*TASK TO COMPLETE*. Exactly as they appear, copy the lines of the listing from the one containing "Transcribe this image's" through the final line, both included, and nothing else.

Dataset items
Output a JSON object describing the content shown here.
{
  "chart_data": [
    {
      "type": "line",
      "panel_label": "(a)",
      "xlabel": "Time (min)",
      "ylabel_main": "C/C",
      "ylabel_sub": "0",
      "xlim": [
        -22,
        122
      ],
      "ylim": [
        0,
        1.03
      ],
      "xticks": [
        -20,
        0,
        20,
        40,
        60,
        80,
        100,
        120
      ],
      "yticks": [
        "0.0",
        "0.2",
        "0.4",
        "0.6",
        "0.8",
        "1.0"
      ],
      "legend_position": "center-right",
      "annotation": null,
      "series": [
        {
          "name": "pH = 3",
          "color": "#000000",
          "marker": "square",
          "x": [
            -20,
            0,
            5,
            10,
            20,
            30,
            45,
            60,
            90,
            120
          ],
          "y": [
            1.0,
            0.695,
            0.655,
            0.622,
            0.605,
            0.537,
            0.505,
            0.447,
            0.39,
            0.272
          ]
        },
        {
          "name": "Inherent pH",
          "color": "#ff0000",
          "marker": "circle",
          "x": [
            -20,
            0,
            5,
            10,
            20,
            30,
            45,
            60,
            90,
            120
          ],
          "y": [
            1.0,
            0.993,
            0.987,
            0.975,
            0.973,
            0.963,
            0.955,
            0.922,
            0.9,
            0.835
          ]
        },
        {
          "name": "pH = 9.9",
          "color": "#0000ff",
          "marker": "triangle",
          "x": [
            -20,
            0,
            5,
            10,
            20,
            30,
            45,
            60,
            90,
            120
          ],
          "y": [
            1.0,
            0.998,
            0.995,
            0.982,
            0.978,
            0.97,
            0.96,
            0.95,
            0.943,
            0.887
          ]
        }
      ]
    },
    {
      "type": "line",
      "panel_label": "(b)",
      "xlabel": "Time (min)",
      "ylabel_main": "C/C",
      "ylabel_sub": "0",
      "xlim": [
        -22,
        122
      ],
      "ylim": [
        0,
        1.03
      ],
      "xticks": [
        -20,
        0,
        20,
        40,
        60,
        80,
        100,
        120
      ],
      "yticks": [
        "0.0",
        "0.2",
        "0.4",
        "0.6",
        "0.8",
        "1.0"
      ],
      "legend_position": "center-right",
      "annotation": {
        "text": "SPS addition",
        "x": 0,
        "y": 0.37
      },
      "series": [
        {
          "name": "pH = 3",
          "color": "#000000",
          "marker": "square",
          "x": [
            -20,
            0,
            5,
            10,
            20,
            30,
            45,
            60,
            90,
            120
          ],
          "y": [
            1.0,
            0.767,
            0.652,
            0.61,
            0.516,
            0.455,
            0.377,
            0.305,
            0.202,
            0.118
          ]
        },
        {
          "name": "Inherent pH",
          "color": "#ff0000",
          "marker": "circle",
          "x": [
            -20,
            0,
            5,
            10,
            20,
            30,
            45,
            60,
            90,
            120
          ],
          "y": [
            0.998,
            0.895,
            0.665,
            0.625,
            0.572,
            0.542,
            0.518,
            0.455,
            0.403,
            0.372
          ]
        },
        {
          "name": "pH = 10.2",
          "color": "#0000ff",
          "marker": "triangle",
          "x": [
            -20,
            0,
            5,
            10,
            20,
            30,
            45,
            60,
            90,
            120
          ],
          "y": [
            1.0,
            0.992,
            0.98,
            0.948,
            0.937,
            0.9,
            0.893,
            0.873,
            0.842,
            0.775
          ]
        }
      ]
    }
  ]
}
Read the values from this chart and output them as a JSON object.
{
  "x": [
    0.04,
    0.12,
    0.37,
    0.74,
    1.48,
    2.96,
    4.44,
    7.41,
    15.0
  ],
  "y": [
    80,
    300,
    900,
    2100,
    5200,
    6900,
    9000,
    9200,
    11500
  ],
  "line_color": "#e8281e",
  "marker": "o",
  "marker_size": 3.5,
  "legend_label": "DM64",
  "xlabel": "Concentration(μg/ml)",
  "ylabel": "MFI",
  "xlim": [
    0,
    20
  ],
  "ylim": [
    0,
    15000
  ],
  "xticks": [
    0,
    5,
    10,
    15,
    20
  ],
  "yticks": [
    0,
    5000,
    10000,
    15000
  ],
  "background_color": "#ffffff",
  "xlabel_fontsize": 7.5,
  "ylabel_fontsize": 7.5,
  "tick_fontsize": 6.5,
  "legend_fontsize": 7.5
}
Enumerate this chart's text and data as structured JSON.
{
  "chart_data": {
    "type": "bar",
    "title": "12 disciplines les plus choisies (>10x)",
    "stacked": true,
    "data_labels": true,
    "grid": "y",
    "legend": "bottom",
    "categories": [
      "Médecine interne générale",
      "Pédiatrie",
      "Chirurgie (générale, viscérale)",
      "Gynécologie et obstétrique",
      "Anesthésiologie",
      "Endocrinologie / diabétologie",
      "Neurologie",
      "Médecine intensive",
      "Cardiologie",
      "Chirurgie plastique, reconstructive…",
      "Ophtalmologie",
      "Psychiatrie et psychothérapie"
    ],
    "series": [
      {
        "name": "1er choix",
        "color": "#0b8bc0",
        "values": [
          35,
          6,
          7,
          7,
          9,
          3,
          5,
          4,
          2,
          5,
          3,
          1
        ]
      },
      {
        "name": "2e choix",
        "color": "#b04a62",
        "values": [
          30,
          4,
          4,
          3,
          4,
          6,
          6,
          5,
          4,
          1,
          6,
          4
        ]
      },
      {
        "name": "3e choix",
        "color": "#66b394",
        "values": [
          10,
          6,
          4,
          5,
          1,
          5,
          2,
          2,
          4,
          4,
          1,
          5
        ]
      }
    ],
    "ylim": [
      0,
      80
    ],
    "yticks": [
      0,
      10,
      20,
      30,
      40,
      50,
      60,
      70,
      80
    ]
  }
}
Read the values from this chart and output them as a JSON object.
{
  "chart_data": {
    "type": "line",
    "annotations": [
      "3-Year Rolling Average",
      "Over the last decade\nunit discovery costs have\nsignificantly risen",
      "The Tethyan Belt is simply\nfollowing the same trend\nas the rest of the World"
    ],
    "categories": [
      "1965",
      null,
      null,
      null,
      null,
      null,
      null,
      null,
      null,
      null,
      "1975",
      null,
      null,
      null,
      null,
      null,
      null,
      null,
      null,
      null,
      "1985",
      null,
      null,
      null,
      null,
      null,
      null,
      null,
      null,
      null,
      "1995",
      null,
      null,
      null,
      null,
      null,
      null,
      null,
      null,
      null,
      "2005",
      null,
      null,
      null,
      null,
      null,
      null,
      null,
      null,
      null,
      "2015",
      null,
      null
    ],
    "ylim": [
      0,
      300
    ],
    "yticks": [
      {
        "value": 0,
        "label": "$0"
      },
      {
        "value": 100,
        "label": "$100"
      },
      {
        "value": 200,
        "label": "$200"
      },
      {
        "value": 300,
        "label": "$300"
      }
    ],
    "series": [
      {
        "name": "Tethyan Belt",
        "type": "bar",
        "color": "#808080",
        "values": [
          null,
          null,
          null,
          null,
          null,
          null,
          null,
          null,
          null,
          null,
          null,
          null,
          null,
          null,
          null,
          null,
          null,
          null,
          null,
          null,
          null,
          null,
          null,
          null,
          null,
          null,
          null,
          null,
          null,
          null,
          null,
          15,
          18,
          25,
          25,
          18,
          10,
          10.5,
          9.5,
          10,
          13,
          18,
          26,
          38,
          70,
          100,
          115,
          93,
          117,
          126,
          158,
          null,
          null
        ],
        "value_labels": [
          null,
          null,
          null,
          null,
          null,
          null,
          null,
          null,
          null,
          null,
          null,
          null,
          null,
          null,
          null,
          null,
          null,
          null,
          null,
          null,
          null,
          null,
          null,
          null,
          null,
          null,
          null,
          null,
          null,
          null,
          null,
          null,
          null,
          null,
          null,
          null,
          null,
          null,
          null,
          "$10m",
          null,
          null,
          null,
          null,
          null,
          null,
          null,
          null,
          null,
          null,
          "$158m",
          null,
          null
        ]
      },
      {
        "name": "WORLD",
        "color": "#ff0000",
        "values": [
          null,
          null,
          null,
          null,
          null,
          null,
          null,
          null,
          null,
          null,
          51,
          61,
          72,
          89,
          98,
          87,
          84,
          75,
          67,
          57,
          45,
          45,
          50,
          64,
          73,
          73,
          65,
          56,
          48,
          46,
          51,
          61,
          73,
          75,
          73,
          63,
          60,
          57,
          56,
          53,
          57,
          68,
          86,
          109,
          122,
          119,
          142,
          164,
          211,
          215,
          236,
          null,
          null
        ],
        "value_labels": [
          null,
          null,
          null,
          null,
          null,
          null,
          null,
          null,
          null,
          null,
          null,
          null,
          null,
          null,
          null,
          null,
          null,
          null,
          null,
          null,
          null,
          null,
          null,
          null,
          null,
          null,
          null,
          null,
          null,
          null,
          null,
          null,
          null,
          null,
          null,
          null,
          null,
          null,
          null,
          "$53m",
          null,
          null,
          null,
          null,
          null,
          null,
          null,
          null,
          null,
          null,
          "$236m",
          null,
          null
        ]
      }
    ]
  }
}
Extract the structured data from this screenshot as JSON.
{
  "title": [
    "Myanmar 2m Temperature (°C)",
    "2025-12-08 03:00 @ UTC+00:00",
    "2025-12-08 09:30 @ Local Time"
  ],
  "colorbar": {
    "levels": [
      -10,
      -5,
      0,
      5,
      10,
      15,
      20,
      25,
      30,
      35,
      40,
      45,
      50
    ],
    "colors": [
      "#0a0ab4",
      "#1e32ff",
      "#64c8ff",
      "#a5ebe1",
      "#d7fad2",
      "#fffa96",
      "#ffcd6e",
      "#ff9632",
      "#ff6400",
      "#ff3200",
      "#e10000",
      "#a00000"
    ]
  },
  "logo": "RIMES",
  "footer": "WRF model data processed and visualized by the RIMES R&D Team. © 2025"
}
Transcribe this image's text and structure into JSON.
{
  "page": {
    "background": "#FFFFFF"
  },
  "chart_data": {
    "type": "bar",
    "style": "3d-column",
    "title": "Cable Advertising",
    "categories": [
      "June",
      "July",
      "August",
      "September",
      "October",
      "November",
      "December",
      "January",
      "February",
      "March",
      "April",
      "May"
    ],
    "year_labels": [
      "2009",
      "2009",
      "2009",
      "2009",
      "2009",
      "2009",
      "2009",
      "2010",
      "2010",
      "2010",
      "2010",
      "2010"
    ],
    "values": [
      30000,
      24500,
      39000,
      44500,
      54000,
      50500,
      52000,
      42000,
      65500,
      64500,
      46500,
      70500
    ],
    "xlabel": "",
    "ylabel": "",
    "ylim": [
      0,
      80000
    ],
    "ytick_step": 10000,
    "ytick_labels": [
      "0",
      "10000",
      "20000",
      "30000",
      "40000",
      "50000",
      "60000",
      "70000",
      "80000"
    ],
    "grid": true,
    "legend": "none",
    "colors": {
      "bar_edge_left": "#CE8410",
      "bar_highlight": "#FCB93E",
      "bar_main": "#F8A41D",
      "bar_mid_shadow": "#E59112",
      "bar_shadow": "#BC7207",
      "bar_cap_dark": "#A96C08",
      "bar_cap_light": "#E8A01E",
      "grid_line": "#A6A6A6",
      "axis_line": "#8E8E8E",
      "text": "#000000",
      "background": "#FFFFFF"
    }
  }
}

*FULL OUTPUT*.
Transcribe this image's text and structure into JSON.
{
  "page": {
    "background": "#FFFFFF"
  },
  "chart_data": {
    "type": "bar",
    "style": "3d-column",
    "title": "Cable Advertising",
    "categories": [
      "June",
      "July",
      "August",
      "September",
      "October",
      "November",
      "December",
      "January",
      "February",
      "March",
      "April",
      "May"
    ],
    "year_labels": [
      "2009",
      "2009",
      "2009",
      "2009",
      "2009",
      "2009",
      "2009",
      "2010",
      "2010",
      "2010",
      "2010",
      "2010"
    ],
    "values": [
      30000,
      24500,
      39000,
      44500,
      54000,
      50500,
      52000,
      42000,
      65500,
      64500,
      46500,
      70500
    ],
    "xlabel": "",
    "ylabel": "",
    "ylim": [
      0,
      80000
    ],
    "ytick_step": 10000,
    "ytick_labels": [
      "0",
      "10000",
      "20000",
      "30000",
      "40000",
      "50000",
      "60000",
      "70000",
      "80000"
    ],
    "grid": true,
    "legend": "none",
    "colors": {
      "bar_edge_left": "#CE8410",
      "bar_highlight": "#FCB93E",
      "bar_main": "#F8A41D",
      "bar_mid_shadow": "#E59112",
      "bar_shadow": "#BC7207",
      "bar_cap_dark": "#A96C08",
      "bar_cap_light": "#E8A01E",
      "grid_line": "#A6A6A6",
      "axis_line": "#8E8E8E",
      "text": "#000000",
      "background": "#FFFFFF"
    }
  }
}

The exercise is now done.